- _SHORT EXERCISE_
For each line in the data below that holds "page", return a copy.

☆ ☆ ☆ ☆ ☆

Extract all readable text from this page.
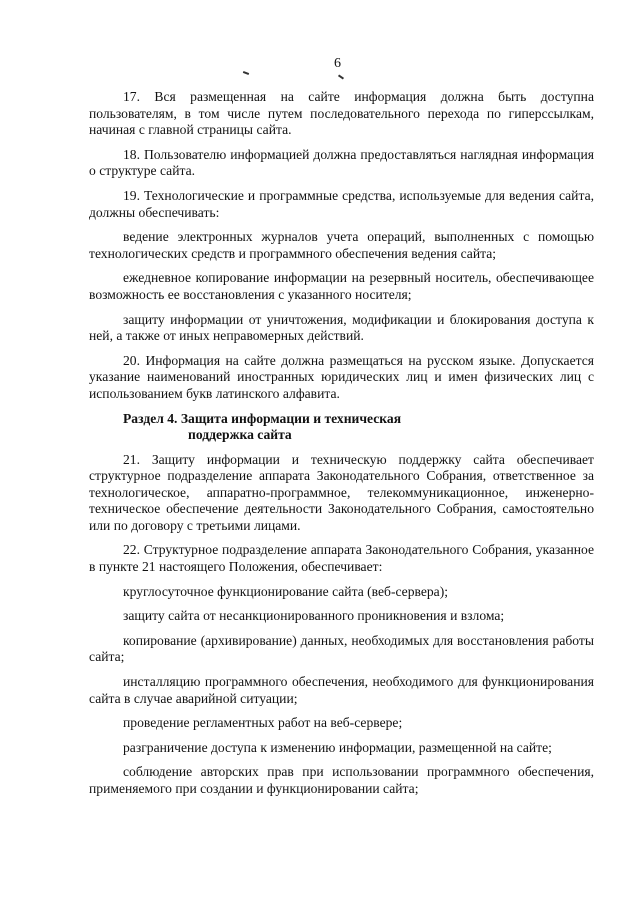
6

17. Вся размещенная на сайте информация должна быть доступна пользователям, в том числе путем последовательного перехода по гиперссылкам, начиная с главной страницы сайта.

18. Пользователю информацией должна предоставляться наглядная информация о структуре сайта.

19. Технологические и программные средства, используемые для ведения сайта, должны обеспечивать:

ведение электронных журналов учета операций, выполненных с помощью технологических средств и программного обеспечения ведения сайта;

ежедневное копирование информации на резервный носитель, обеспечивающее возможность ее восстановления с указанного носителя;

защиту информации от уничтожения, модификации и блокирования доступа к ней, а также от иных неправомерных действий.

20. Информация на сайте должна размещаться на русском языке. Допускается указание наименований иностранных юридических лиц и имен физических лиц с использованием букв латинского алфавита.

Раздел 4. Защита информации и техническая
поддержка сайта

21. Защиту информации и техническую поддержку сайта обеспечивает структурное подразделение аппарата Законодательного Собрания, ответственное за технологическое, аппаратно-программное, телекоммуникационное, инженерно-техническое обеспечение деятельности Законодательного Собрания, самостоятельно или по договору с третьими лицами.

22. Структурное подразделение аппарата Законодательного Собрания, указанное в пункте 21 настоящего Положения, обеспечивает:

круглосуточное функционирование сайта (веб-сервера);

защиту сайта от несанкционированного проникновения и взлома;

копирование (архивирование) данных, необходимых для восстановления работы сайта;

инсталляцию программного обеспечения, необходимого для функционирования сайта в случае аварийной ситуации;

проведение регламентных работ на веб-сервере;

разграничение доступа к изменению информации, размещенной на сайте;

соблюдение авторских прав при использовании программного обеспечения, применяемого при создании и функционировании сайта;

☆ ☆ ☆ ☆ ☆

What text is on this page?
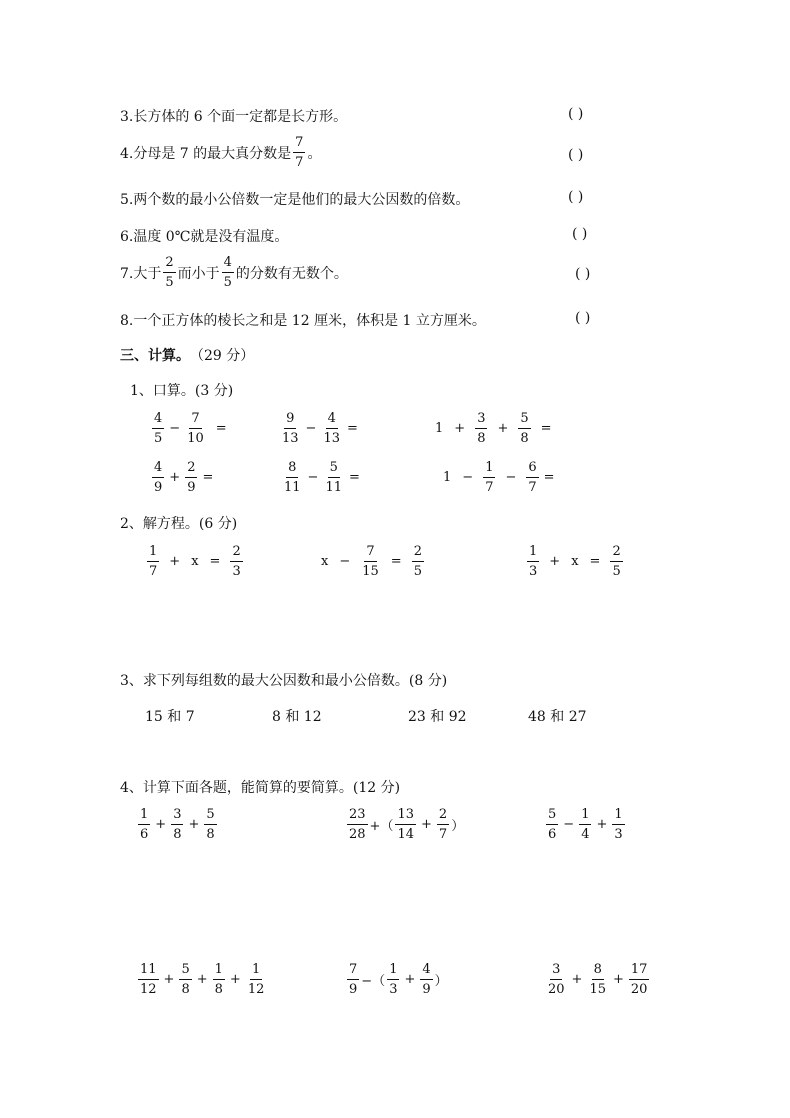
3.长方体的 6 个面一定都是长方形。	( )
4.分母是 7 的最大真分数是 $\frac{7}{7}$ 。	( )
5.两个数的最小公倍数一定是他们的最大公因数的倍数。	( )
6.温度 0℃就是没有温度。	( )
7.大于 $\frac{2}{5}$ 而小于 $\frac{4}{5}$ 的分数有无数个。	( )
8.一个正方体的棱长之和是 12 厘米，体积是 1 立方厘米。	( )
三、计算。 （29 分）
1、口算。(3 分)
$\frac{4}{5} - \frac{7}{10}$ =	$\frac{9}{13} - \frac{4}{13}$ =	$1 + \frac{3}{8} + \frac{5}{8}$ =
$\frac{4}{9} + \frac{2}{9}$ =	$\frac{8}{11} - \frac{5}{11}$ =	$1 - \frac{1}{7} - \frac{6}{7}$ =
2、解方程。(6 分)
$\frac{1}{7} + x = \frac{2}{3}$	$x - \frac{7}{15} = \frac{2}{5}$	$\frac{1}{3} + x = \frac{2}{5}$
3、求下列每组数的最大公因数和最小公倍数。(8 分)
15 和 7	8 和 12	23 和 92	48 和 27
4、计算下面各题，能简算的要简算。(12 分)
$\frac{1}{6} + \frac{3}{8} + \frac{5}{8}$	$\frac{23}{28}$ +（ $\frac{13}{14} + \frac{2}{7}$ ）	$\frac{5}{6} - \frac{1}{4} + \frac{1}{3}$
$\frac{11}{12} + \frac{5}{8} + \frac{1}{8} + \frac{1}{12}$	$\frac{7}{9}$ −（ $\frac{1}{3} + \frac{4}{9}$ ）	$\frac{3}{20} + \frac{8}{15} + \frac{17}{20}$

☆ ☆ ☆ ☆ ☆

- _SOLUTION TO THIS EXERCISE_
Extract all readable text from this page.
What text is on this page?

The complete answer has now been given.